> **The exercise**:
Identify the lines that contain the string "Posesiones" and copy all of them.

> **Task input**:
□ □ □
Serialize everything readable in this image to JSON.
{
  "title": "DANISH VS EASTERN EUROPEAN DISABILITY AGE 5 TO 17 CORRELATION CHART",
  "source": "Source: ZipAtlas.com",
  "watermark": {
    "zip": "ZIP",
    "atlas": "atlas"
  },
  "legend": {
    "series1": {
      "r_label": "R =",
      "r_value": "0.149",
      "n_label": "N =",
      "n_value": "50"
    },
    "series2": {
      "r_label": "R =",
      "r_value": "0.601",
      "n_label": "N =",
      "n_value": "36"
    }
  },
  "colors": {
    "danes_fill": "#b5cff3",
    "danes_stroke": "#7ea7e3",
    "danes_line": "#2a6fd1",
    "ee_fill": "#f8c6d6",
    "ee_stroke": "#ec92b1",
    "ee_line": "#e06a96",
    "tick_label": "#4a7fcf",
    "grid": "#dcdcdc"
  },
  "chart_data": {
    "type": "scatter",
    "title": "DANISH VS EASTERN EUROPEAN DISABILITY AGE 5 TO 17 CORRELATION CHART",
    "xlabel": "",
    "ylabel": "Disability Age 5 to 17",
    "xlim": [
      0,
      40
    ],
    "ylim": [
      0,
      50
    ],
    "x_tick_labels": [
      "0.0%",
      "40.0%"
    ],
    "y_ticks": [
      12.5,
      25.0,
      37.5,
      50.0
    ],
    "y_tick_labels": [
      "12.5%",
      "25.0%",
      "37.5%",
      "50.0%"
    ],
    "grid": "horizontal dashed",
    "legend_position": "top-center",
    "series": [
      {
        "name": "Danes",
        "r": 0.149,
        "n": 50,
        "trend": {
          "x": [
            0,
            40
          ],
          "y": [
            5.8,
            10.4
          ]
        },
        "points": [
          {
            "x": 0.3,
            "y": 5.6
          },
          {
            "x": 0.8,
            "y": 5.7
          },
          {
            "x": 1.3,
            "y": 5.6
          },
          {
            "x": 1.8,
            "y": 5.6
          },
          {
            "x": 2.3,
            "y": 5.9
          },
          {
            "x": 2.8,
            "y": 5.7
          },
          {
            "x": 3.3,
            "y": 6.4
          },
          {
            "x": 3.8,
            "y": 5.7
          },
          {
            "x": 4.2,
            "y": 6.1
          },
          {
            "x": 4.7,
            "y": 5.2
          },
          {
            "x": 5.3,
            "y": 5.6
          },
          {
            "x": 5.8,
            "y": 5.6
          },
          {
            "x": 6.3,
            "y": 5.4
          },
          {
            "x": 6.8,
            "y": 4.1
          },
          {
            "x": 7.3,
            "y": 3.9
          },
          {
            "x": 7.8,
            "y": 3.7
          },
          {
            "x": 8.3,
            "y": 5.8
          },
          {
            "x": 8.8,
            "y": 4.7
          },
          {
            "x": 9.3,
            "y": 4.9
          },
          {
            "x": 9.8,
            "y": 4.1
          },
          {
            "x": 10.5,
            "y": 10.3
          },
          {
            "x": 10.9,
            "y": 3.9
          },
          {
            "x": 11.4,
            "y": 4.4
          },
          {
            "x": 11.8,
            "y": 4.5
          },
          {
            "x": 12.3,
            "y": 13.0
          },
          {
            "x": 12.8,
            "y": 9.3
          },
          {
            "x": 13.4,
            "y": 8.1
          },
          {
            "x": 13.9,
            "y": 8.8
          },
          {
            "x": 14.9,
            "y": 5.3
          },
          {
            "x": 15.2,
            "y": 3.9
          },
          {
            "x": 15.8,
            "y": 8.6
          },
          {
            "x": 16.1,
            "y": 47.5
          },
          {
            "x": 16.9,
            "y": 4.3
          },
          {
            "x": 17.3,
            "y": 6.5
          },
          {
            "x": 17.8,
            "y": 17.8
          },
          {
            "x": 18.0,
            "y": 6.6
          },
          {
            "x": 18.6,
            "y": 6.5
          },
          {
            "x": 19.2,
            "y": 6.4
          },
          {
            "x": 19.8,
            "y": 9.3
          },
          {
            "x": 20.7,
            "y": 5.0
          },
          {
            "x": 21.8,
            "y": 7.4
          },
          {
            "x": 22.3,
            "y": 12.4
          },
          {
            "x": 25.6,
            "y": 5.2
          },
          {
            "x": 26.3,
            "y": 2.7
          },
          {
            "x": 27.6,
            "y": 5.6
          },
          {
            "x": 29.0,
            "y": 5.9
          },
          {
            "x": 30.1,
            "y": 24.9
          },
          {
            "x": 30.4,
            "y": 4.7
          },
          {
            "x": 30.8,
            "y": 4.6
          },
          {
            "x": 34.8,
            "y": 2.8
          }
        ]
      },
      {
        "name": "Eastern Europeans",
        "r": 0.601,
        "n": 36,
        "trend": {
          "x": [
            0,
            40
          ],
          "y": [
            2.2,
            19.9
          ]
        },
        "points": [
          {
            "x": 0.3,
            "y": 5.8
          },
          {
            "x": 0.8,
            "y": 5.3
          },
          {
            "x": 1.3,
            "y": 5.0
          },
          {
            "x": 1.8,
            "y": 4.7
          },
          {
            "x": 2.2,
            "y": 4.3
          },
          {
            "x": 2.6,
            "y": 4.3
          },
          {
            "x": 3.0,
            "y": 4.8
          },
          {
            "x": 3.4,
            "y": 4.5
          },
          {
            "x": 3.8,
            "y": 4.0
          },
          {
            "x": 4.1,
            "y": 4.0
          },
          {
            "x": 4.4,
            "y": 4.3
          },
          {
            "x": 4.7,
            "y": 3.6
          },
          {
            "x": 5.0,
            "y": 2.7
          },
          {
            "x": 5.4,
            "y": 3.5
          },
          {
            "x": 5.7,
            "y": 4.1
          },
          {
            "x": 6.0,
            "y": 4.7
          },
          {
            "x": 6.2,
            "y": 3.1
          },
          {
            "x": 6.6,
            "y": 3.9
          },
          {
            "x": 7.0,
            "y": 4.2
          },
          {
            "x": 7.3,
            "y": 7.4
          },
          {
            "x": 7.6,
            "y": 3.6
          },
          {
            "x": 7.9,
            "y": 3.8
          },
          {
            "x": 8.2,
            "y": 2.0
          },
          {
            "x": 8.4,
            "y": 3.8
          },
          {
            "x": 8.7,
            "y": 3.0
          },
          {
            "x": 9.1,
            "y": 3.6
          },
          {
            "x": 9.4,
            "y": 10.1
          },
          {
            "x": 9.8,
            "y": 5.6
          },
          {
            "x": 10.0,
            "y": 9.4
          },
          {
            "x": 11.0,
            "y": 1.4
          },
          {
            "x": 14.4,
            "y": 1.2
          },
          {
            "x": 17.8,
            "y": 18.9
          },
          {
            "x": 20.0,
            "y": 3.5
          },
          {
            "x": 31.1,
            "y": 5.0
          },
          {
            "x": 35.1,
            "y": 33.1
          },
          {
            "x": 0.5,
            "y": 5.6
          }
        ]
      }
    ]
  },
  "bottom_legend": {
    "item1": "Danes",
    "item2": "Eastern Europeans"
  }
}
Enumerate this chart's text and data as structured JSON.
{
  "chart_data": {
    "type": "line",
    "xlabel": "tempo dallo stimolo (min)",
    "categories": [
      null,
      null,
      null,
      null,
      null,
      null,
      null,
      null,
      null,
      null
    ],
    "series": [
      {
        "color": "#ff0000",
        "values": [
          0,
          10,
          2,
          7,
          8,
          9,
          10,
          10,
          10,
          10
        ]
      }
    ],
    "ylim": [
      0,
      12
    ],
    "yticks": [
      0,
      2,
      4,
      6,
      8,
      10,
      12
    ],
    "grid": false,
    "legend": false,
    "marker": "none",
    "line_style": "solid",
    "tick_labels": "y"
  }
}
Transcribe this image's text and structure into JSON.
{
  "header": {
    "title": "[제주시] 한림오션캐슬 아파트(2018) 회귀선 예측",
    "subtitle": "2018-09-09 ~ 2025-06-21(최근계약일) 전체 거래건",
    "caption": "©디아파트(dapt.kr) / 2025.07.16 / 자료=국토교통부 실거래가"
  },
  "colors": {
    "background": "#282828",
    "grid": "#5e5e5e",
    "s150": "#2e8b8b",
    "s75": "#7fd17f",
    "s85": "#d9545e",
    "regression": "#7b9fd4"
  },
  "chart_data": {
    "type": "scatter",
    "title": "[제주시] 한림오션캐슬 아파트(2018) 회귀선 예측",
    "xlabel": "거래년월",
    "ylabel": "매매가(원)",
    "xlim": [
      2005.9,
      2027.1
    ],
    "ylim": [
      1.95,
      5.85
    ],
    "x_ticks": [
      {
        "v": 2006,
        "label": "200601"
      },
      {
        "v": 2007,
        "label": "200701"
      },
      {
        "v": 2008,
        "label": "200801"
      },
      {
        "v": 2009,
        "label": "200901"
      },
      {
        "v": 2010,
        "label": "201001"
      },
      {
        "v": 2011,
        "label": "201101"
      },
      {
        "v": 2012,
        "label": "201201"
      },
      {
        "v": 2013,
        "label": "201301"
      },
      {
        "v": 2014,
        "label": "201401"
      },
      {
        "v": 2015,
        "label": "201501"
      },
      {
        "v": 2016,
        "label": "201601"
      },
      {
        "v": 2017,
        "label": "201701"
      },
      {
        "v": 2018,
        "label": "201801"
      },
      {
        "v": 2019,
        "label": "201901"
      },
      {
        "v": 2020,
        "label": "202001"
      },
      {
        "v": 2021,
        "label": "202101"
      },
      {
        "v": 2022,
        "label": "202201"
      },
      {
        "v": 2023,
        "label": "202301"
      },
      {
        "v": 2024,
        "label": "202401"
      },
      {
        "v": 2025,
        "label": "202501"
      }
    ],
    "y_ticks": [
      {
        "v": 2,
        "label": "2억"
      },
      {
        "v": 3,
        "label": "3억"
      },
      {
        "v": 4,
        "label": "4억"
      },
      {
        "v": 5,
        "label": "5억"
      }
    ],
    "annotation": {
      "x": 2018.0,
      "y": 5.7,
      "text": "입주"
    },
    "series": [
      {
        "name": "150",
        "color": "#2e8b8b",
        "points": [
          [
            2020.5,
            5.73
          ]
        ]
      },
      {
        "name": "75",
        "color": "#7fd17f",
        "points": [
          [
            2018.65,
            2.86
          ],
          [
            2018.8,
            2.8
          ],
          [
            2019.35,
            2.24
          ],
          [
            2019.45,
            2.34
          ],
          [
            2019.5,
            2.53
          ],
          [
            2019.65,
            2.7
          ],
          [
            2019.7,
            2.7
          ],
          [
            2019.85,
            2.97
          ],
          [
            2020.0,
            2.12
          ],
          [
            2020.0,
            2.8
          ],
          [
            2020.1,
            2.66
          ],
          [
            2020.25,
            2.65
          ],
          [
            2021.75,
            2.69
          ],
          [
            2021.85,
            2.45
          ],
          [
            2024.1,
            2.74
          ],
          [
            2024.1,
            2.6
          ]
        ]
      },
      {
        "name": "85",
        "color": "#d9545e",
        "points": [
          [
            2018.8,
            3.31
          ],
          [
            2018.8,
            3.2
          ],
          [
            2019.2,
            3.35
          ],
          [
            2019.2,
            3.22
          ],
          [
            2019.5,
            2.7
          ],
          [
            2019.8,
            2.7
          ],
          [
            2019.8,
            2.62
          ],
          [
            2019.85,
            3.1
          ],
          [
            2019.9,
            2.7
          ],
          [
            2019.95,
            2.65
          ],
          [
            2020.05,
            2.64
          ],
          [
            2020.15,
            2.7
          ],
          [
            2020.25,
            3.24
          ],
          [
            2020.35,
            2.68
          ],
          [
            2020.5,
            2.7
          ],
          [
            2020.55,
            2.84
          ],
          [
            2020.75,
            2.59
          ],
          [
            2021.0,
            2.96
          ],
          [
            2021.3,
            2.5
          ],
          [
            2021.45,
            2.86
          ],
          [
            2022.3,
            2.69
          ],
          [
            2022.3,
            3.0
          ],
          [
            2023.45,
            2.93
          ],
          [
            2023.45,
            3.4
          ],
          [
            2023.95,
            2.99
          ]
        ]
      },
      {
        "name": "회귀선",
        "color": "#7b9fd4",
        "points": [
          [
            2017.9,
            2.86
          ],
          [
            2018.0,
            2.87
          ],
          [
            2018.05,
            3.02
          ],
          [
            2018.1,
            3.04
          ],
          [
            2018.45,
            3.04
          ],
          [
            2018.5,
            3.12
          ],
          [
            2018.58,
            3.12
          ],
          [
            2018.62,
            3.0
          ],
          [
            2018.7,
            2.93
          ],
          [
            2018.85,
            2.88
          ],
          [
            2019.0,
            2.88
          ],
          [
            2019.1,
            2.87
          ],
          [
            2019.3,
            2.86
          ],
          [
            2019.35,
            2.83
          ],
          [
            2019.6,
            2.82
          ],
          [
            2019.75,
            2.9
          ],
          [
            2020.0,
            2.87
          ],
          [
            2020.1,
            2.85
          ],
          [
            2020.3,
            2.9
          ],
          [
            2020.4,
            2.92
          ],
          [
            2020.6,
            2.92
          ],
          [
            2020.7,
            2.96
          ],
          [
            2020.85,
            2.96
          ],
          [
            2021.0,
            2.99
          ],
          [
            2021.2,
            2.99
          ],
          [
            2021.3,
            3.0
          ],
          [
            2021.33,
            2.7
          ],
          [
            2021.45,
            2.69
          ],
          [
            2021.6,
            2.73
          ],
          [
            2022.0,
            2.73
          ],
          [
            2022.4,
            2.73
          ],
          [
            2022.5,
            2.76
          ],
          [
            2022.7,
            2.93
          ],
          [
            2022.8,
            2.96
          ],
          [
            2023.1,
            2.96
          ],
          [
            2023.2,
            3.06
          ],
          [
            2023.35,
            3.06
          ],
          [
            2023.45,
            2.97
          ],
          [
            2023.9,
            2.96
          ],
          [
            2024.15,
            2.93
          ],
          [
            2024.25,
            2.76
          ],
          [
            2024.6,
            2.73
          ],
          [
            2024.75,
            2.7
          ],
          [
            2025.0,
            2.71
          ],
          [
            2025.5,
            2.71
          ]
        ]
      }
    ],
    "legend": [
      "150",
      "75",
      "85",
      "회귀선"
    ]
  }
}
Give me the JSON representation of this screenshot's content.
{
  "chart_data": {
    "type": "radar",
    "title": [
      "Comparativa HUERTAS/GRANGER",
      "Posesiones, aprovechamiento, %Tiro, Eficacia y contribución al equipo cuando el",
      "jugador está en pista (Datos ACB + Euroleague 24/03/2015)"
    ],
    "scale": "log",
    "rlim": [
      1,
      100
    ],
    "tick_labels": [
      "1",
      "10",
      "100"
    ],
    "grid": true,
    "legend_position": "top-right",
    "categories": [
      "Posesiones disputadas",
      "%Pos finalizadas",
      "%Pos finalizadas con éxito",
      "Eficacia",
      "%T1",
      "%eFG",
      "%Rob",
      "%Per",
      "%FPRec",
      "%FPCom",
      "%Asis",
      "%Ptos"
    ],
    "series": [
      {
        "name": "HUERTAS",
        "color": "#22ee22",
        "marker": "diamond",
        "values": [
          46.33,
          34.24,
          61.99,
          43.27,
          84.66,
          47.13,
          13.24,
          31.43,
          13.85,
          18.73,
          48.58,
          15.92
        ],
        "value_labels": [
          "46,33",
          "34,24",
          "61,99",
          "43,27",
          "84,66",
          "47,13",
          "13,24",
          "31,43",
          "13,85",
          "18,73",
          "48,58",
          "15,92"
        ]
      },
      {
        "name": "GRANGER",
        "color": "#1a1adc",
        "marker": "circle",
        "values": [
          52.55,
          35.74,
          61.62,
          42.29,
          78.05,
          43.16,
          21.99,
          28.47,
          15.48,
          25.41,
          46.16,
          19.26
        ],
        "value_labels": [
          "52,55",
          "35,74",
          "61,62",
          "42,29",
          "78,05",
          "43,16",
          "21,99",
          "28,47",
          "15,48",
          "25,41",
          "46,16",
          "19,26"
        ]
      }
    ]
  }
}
□ □ □
> **Expected output**:
      "Posesiones, aprovechamiento, %Tiro, Eficacia y contribución al equipo cuando el",
      "Posesiones disputadas",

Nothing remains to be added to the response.